Required tasks =>
**a)** In the passage on personality traits and HRQL, translate the following sentence into French: "Our study has several strengths."
**b)** From the passage on personality traits and HRQL, extract the text between "Our results confirm" and "Component Summary score.", inclusive.

╭─ Reading passage

Our results confirm the well-known association between mood and anxiety disorders and HRQL. The main contribution of this paper is that we demonstrated that personality traits are associated with different dimensions of HRQL independently of the presence of mood and/or anxiety disorders. Agreeableness was related to the Physical Component Summary score, while Neuroticism, Extraversion and Openness were related to the Mental Component Summary score.

Our study has several strengths. First of all, the number of patients included in this study was relatively large. Furthermore, all subjects were examined with extensive standardised diagnostic interviews, and all patients had established mood and/or anxiety disorders. However, the studied patients may not be representative with regard to the personality traits since they were all willing to participate and to be extensively interviewed. Another limitation of the study is that personality characteristics were assessed only once. Although personality characteristics are generally regarded as traits that are stable over time, it has been demonstrated that changes do occur in the long term [31]. The cross-sectional design prevents us from examining possible changes and their relationship to the changes in HRQL and the occurrence of mood- and anxiety disorders.

╰─
╭─ Entries shown

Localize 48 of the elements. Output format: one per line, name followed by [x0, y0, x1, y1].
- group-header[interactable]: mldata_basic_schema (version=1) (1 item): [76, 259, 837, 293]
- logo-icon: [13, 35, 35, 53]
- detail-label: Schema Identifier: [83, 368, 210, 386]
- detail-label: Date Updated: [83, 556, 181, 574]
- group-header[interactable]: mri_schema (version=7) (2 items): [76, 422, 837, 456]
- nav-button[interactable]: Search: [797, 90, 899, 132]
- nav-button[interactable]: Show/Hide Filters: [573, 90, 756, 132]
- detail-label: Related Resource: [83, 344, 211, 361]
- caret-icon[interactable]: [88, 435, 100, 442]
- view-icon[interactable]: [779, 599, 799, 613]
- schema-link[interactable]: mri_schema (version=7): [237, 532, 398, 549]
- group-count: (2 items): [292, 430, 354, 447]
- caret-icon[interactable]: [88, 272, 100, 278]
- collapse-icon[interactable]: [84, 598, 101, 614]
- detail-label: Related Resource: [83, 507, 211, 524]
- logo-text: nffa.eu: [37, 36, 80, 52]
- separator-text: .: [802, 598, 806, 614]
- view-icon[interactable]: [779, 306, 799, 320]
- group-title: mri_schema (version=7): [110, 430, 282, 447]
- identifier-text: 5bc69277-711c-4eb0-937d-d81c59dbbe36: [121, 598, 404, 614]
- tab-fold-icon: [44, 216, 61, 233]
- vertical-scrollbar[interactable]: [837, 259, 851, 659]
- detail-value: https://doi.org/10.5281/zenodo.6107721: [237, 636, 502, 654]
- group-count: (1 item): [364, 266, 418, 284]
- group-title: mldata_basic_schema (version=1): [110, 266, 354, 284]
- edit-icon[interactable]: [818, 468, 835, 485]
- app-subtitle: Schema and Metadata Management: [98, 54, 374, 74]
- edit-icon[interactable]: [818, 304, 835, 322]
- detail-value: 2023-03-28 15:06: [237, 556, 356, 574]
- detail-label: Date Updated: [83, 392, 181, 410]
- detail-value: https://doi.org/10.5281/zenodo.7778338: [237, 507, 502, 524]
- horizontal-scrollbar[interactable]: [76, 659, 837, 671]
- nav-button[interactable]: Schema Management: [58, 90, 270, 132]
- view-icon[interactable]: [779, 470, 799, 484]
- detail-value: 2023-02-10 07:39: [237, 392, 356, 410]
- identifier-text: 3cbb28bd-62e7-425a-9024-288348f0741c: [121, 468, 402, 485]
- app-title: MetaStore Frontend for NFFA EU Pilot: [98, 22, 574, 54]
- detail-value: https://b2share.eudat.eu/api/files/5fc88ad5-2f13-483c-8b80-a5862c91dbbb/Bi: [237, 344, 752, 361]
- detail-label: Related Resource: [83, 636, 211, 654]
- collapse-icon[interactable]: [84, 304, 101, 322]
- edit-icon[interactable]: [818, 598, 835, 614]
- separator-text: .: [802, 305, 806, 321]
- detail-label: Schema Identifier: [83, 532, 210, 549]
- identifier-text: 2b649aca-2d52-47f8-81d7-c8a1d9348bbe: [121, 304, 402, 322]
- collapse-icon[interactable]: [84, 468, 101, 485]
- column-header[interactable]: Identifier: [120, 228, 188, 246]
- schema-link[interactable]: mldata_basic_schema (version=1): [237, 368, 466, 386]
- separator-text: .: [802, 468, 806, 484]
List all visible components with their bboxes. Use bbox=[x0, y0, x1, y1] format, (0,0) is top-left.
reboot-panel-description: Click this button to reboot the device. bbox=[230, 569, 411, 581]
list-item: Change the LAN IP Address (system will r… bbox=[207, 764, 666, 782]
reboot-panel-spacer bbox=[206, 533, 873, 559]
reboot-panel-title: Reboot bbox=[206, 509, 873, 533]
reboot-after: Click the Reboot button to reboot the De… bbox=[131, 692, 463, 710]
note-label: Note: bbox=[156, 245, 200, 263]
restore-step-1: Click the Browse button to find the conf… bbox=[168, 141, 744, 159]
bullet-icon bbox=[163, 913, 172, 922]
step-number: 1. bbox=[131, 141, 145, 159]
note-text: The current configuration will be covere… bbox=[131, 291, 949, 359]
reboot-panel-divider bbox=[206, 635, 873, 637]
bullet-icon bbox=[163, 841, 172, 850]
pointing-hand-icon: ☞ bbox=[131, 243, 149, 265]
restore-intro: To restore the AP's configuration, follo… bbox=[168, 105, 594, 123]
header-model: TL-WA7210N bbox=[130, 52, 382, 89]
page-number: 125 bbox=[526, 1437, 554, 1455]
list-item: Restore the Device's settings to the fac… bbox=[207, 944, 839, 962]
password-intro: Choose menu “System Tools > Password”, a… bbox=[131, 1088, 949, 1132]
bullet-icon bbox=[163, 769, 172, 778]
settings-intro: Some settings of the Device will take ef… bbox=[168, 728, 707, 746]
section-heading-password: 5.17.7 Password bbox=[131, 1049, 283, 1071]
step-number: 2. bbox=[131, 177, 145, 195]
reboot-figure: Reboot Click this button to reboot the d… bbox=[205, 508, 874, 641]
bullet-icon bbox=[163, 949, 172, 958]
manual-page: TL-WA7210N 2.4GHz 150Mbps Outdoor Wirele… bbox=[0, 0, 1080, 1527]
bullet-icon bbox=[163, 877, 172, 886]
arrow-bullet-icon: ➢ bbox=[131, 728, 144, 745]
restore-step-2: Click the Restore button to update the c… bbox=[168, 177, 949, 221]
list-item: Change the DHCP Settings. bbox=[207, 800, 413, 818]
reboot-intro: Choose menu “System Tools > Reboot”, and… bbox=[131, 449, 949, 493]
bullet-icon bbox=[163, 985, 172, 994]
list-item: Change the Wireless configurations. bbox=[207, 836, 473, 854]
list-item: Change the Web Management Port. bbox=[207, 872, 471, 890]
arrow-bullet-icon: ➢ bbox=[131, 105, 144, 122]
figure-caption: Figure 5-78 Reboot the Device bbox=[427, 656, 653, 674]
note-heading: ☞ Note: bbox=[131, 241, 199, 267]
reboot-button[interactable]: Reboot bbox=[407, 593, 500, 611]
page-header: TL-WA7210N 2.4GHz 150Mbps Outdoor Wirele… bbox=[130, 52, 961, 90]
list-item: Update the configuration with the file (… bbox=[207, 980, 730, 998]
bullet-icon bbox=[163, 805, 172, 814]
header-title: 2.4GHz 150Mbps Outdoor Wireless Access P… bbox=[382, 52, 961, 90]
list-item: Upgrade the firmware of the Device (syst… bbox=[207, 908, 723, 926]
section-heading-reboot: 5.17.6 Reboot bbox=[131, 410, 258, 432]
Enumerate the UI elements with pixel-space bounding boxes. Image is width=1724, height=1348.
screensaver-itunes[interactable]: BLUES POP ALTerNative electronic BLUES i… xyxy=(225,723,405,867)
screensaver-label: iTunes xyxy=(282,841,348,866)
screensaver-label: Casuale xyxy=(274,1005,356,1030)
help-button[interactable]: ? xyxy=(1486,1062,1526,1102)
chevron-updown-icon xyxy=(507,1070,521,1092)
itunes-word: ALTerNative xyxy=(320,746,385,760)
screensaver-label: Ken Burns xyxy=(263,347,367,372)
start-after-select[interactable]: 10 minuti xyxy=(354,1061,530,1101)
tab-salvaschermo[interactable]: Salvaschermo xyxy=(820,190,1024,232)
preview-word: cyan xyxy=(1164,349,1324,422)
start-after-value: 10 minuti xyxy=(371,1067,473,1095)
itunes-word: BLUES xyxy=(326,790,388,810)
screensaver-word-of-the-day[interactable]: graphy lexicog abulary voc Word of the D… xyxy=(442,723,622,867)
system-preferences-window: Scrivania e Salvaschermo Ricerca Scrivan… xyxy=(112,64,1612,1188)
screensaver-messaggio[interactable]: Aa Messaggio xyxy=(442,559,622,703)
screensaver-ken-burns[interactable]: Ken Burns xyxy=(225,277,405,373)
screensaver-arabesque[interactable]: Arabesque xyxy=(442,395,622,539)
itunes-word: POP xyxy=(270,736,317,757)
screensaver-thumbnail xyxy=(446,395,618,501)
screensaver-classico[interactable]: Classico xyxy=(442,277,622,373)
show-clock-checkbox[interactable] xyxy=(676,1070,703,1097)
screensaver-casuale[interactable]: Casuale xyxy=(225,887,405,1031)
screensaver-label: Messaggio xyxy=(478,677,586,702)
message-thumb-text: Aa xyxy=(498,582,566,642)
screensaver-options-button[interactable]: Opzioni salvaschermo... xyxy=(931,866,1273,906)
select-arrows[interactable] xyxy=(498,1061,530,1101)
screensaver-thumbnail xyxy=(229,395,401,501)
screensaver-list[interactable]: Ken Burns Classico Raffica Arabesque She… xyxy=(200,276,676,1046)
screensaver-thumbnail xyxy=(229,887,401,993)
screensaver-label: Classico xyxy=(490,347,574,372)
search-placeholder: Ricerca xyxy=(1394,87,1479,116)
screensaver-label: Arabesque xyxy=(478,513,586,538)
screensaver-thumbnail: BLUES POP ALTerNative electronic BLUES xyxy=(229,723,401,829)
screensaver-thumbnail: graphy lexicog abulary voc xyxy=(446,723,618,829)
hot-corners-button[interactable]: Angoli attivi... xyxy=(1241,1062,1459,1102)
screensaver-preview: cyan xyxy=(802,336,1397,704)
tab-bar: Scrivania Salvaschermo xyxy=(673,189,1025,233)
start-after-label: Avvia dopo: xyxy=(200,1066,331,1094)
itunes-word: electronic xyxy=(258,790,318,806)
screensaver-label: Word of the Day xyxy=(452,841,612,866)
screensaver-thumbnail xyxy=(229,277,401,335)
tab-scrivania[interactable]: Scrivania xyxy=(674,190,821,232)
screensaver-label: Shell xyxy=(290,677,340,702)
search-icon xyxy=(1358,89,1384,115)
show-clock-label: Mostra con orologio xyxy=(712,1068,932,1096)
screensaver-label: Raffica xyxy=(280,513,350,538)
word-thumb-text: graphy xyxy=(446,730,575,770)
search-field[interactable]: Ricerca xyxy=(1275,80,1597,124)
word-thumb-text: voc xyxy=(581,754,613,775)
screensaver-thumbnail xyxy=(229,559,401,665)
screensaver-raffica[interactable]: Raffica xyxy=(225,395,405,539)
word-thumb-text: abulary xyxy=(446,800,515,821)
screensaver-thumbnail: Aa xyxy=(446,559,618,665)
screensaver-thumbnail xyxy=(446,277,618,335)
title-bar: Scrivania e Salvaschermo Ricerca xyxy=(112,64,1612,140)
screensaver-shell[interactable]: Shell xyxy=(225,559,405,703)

╰─

Expected results =>
**a)** Notre étude présente plusieurs points forts.

**b)**
Our results confirm the well-known association between mood and anxiety disorders and HRQL. The main contribution of this paper is that we demonstrated that personality traits are associated with different dimensions of HRQL independently of the presence of mood and/or anxiety disorders. Agreeableness was related to the Physical Component Summary score, while Neuroticism, Extraversion and Openness were related to the Mental Component Summary score.